- _Written exercise_
Scan the records below for lines with the word "Limited", then state how many you find and nothing else.

Begin Task data

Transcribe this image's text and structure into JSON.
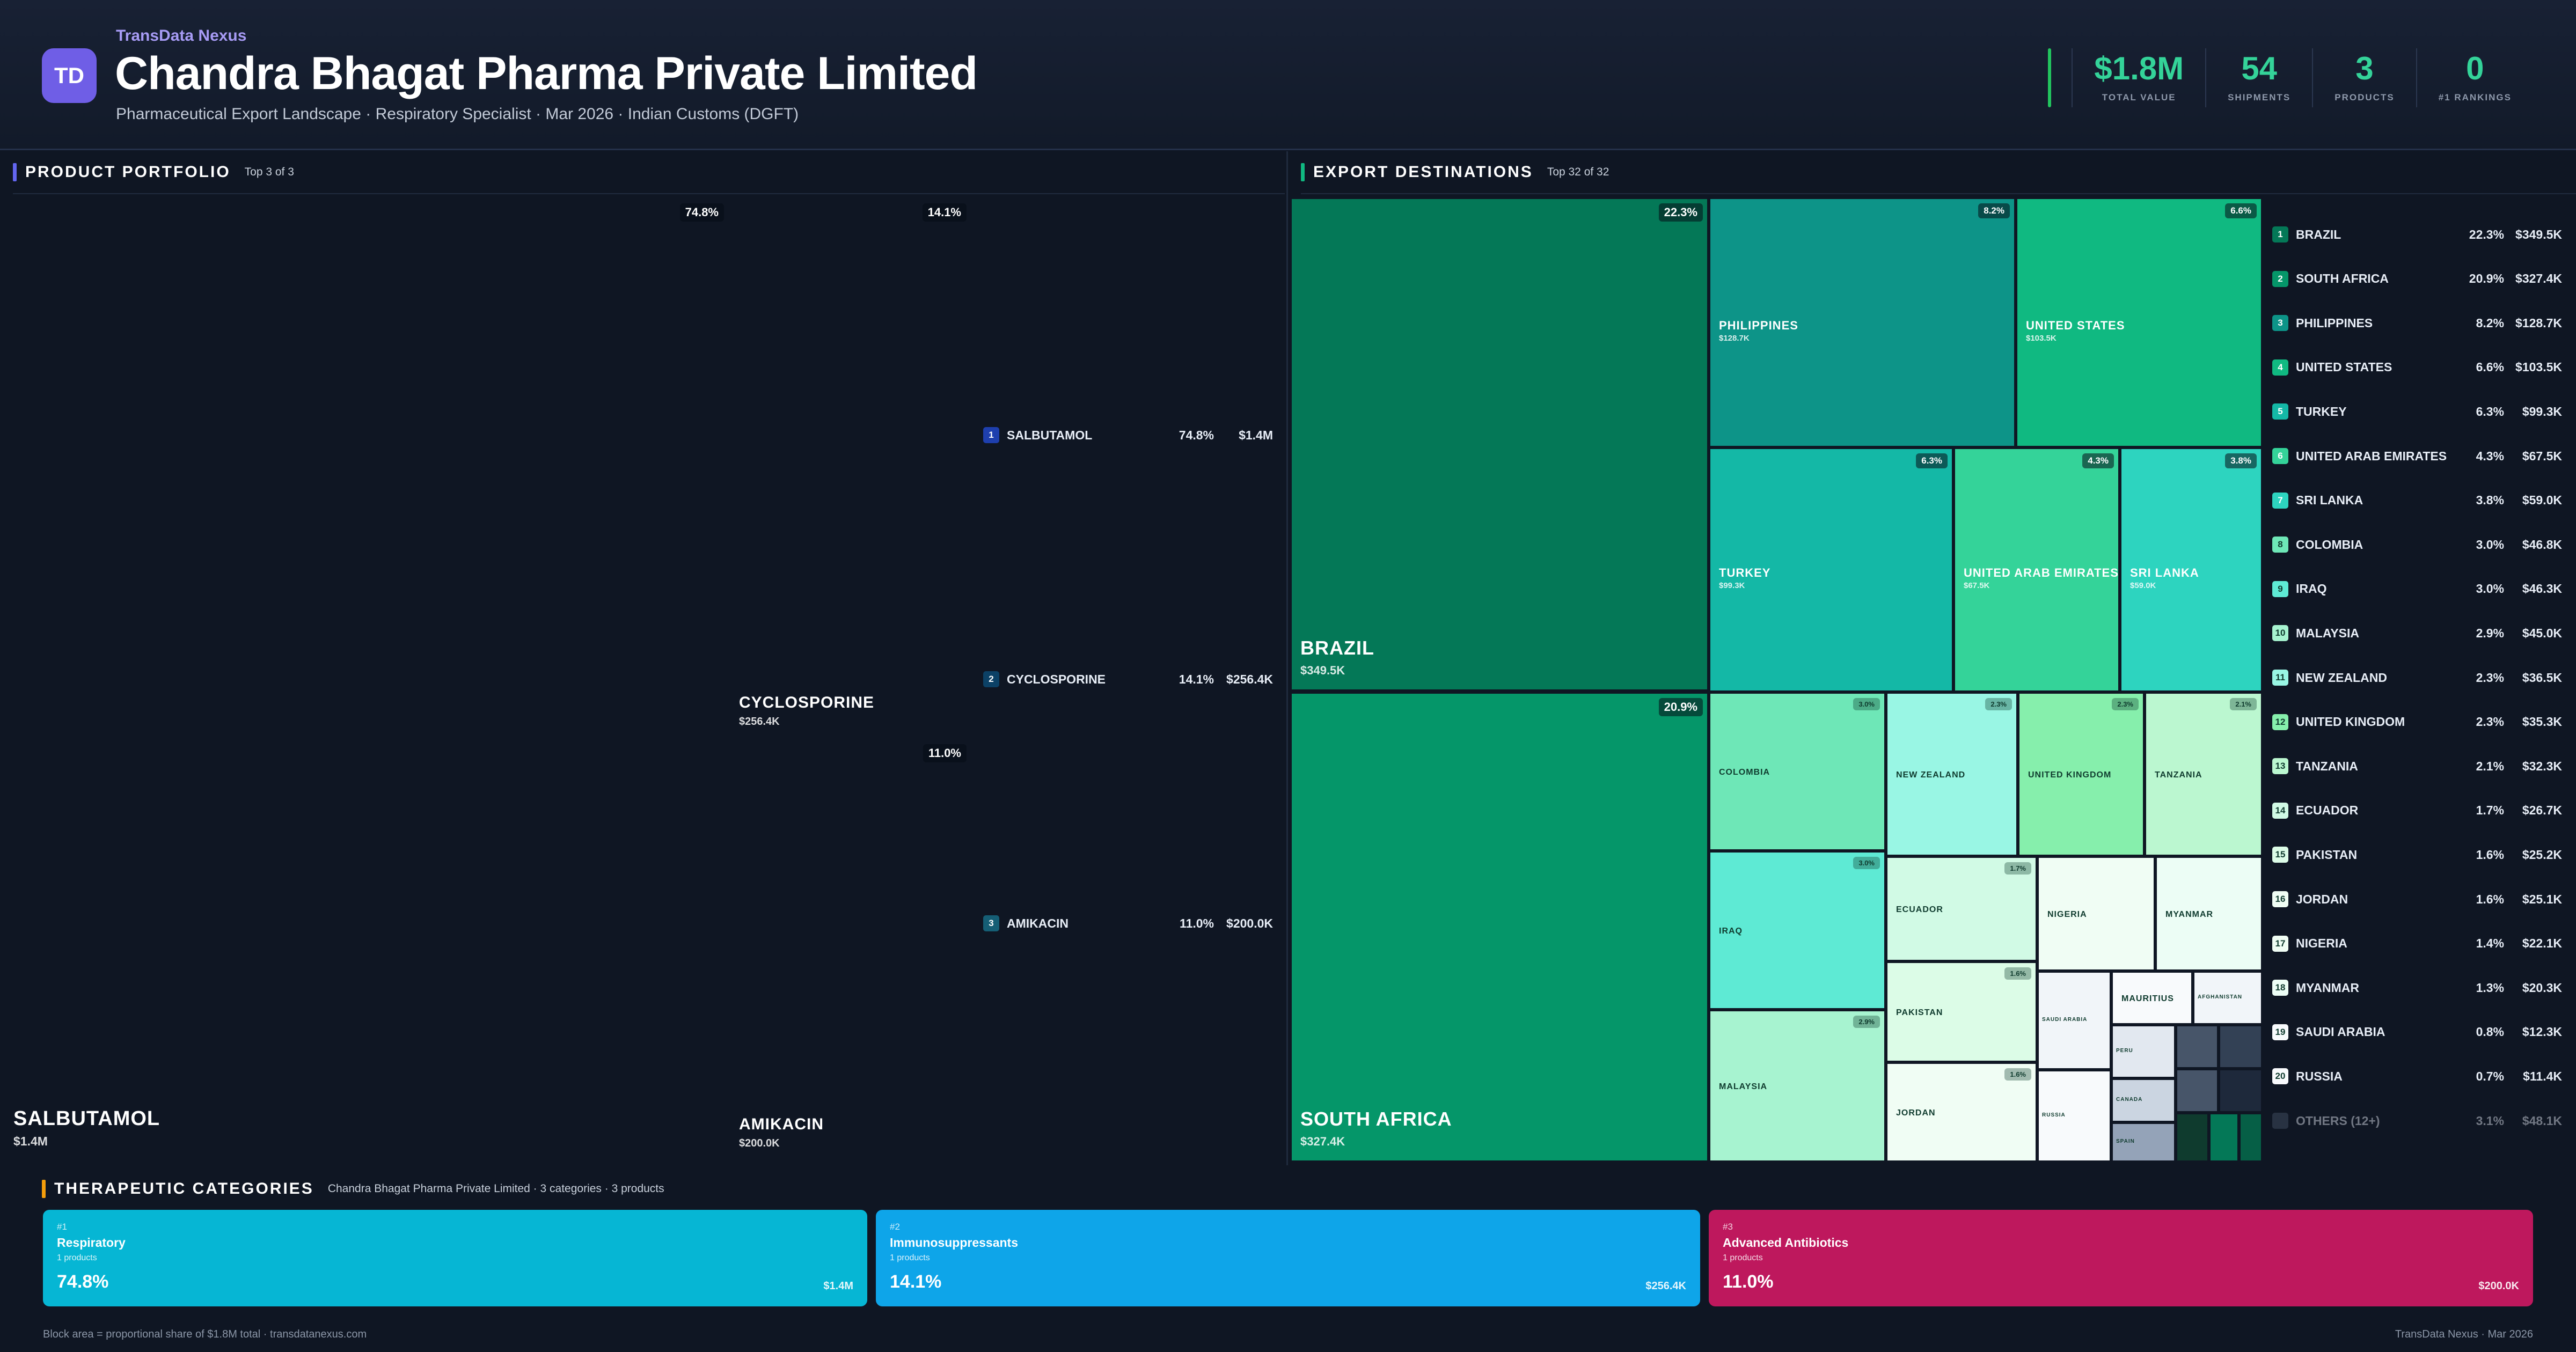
{
  "header": {
    "logo_text": "TD",
    "brand": "TransData Nexus",
    "title": "Chandra Bhagat Pharma Private Limited",
    "subtitle": "Pharmaceutical Export Landscape · Respiratory Specialist · Mar 2026 · Indian Customs (DGFT)",
    "kpis": [
      {
        "value": "$1.8M",
        "label": "TOTAL VALUE"
      },
      {
        "value": "54",
        "label": "SHIPMENTS"
      },
      {
        "value": "3",
        "label": "PRODUCTS"
      },
      {
        "value": "0",
        "label": "#1 RANKINGS"
      }
    ]
  },
  "portfolio": {
    "title": "PRODUCT PORTFOLIO",
    "subtitle": "Top 3 of 3",
    "items": [
      {
        "rank": "1",
        "name": "SALBUTAMOL",
        "pct": "74.8%",
        "value": "$1.4M",
        "share": 74.8,
        "color": "#1e3fae"
      },
      {
        "rank": "2",
        "name": "CYCLOSPORINE",
        "pct": "14.1%",
        "value": "$256.4K",
        "share": 14.1,
        "color": "#0c4166"
      },
      {
        "rank": "3",
        "name": "AMIKACIN",
        "pct": "11.0%",
        "value": "$200.0K",
        "share": 11.0,
        "color": "#155e75"
      }
    ]
  },
  "destinations": {
    "title": "EXPORT DESTINATIONS",
    "subtitle": "Top 32 of 32",
    "ranked": [
      {
        "rank": "1",
        "name": "BRAZIL",
        "pct": "22.3%",
        "value": "$349.5K",
        "color": "#047857"
      },
      {
        "rank": "2",
        "name": "SOUTH AFRICA",
        "pct": "20.9%",
        "value": "$327.4K",
        "color": "#059669"
      },
      {
        "rank": "3",
        "name": "PHILIPPINES",
        "pct": "8.2%",
        "value": "$128.7K",
        "color": "#0d9488"
      },
      {
        "rank": "4",
        "name": "UNITED STATES",
        "pct": "6.6%",
        "value": "$103.5K",
        "color": "#10b981"
      },
      {
        "rank": "5",
        "name": "TURKEY",
        "pct": "6.3%",
        "value": "$99.3K",
        "color": "#14b8a6"
      },
      {
        "rank": "6",
        "name": "UNITED ARAB EMIRATES",
        "pct": "4.3%",
        "value": "$67.5K",
        "color": "#34d399"
      },
      {
        "rank": "7",
        "name": "SRI LANKA",
        "pct": "3.8%",
        "value": "$59.0K",
        "color": "#2dd4bf"
      },
      {
        "rank": "8",
        "name": "COLOMBIA",
        "pct": "3.0%",
        "value": "$46.8K",
        "color": "#6ee7b7"
      },
      {
        "rank": "9",
        "name": "IRAQ",
        "pct": "3.0%",
        "value": "$46.3K",
        "color": "#5eead4"
      },
      {
        "rank": "10",
        "name": "MALAYSIA",
        "pct": "2.9%",
        "value": "$45.0K",
        "color": "#a7f3d0"
      },
      {
        "rank": "11",
        "name": "NEW ZEALAND",
        "pct": "2.3%",
        "value": "$36.5K",
        "color": "#99f6e4"
      },
      {
        "rank": "12",
        "name": "UNITED KINGDOM",
        "pct": "2.3%",
        "value": "$35.3K",
        "color": "#86efac"
      },
      {
        "rank": "13",
        "name": "TANZANIA",
        "pct": "2.1%",
        "value": "$32.3K",
        "color": "#bbf7d0"
      },
      {
        "rank": "14",
        "name": "ECUADOR",
        "pct": "1.7%",
        "value": "$26.7K",
        "color": "#d1fae5"
      },
      {
        "rank": "15",
        "name": "PAKISTAN",
        "pct": "1.6%",
        "value": "$25.2K",
        "color": "#dcfce7"
      },
      {
        "rank": "16",
        "name": "JORDAN",
        "pct": "1.6%",
        "value": "$25.1K",
        "color": "#f0fdf4"
      },
      {
        "rank": "17",
        "name": "NIGERIA",
        "pct": "1.4%",
        "value": "$22.1K",
        "color": "#f0fdf4"
      },
      {
        "rank": "18",
        "name": "MYANMAR",
        "pct": "1.3%",
        "value": "$20.3K",
        "color": "#ecfdf5"
      },
      {
        "rank": "19",
        "name": "SAUDI ARABIA",
        "pct": "0.8%",
        "value": "$12.3K",
        "color": "#f8fafc"
      },
      {
        "rank": "20",
        "name": "RUSSIA",
        "pct": "0.7%",
        "value": "$11.4K",
        "color": "#f8fafc"
      }
    ],
    "others": {
      "name": "OTHERS (12+)",
      "pct": "3.1%",
      "value": "$48.1K"
    },
    "tiles": [
      {
        "name": "BRAZIL",
        "pct": "22.3%",
        "value": "$349.5K",
        "color": "#047857"
      },
      {
        "name": "SOUTH AFRICA",
        "pct": "20.9%",
        "value": "$327.4K",
        "color": "#059669"
      },
      {
        "name": "PHILIPPINES",
        "pct": "8.2%",
        "value": "$128.7K",
        "color": "#0d9488"
      },
      {
        "name": "UNITED STATES",
        "pct": "6.6%",
        "value": "$103.5K",
        "color": "#10b981"
      },
      {
        "name": "TURKEY",
        "pct": "6.3%",
        "value": "$99.3K",
        "color": "#14b8a6"
      },
      {
        "name": "UNITED ARAB EMIRATES",
        "pct": "4.3%",
        "value": "$67.5K",
        "color": "#34d399"
      },
      {
        "name": "SRI LANKA",
        "pct": "3.8%",
        "value": "$59.0K",
        "color": "#2dd4bf"
      },
      {
        "name": "COLOMBIA",
        "pct": "3.0%",
        "value": "",
        "color": "#6ee7b7"
      },
      {
        "name": "IRAQ",
        "pct": "3.0%",
        "value": "",
        "color": "#5eead4"
      },
      {
        "name": "MALAYSIA",
        "pct": "2.9%",
        "value": "",
        "color": "#a7f3d0"
      },
      {
        "name": "NEW ZEALAND",
        "pct": "2.3%",
        "value": "",
        "color": "#99f6e4"
      },
      {
        "name": "UNITED KINGDOM",
        "pct": "2.3%",
        "value": "",
        "color": "#86efac"
      },
      {
        "name": "TANZANIA",
        "pct": "2.1%",
        "value": "",
        "color": "#bbf7d0"
      },
      {
        "name": "ECUADOR",
        "pct": "1.7%",
        "value": "",
        "color": "#d1fae5"
      },
      {
        "name": "PAKISTAN",
        "pct": "1.6%",
        "value": "",
        "color": "#dcfce7"
      },
      {
        "name": "JORDAN",
        "pct": "1.6%",
        "value": "",
        "color": "#f0fdf4"
      },
      {
        "name": "NIGERIA",
        "pct": "",
        "value": "",
        "color": "#f0fdf4"
      },
      {
        "name": "MYANMAR",
        "pct": "",
        "value": "",
        "color": "#ecfdf5"
      },
      {
        "name": "SAUDI ARABIA",
        "pct": "",
        "value": "",
        "color": "#f1f5f9"
      },
      {
        "name": "RUSSIA",
        "pct": "",
        "value": "",
        "color": "#f8fafc"
      },
      {
        "name": "MAURITIUS",
        "pct": "",
        "value": "",
        "color": "#f8fafc"
      },
      {
        "name": "AFGHANISTAN",
        "pct": "",
        "value": "",
        "color": "#f1f5f9"
      },
      {
        "name": "PERU",
        "pct": "",
        "value": "",
        "color": "#e2e8f0"
      },
      {
        "name": "CANADA",
        "pct": "",
        "value": "",
        "color": "#cbd5e1"
      },
      {
        "name": "SPAIN",
        "pct": "",
        "value": "",
        "color": "#94a3b8"
      },
      {
        "name": "",
        "pct": "",
        "value": "",
        "color": "#475569"
      },
      {
        "name": "",
        "pct": "",
        "value": "",
        "color": "#334155"
      },
      {
        "name": "",
        "pct": "",
        "value": "",
        "color": "#475569"
      },
      {
        "name": "",
        "pct": "",
        "value": "",
        "color": "#1e293b"
      },
      {
        "name": "",
        "pct": "",
        "value": "",
        "color": "#0f3b2e"
      },
      {
        "name": "",
        "pct": "",
        "value": "",
        "color": "#047857"
      },
      {
        "name": "",
        "pct": "",
        "value": "",
        "color": "#065f46"
      }
    ]
  },
  "categories": {
    "title": "THERAPEUTIC CATEGORIES",
    "subtitle": "Chandra Bhagat Pharma Private Limited · 3 categories · 3 products",
    "items": [
      {
        "rank": "#1",
        "name": "Respiratory",
        "count": "1 products",
        "pct": "74.8%",
        "value": "$1.4M",
        "color": "#06b6d4"
      },
      {
        "rank": "#2",
        "name": "Immunosuppressants",
        "count": "1 products",
        "pct": "14.1%",
        "value": "$256.4K",
        "color": "#0ea5e9"
      },
      {
        "rank": "#3",
        "name": "Advanced Antibiotics",
        "count": "1 products",
        "pct": "11.0%",
        "value": "$200.0K",
        "color": "#be185d"
      }
    ]
  },
  "footer": {
    "left": "Block area = proportional share of $1.8M total · transdatanexus.com",
    "right": "TransData Nexus · Mar 2026"
  },
  "colors": {
    "accent_kpi": "#34d399",
    "portfolio_bar": "#6366f1",
    "destinations_bar": "#10b981",
    "categories_bar": "#f59e0b"
  }
}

End Task data

- _Task output_
2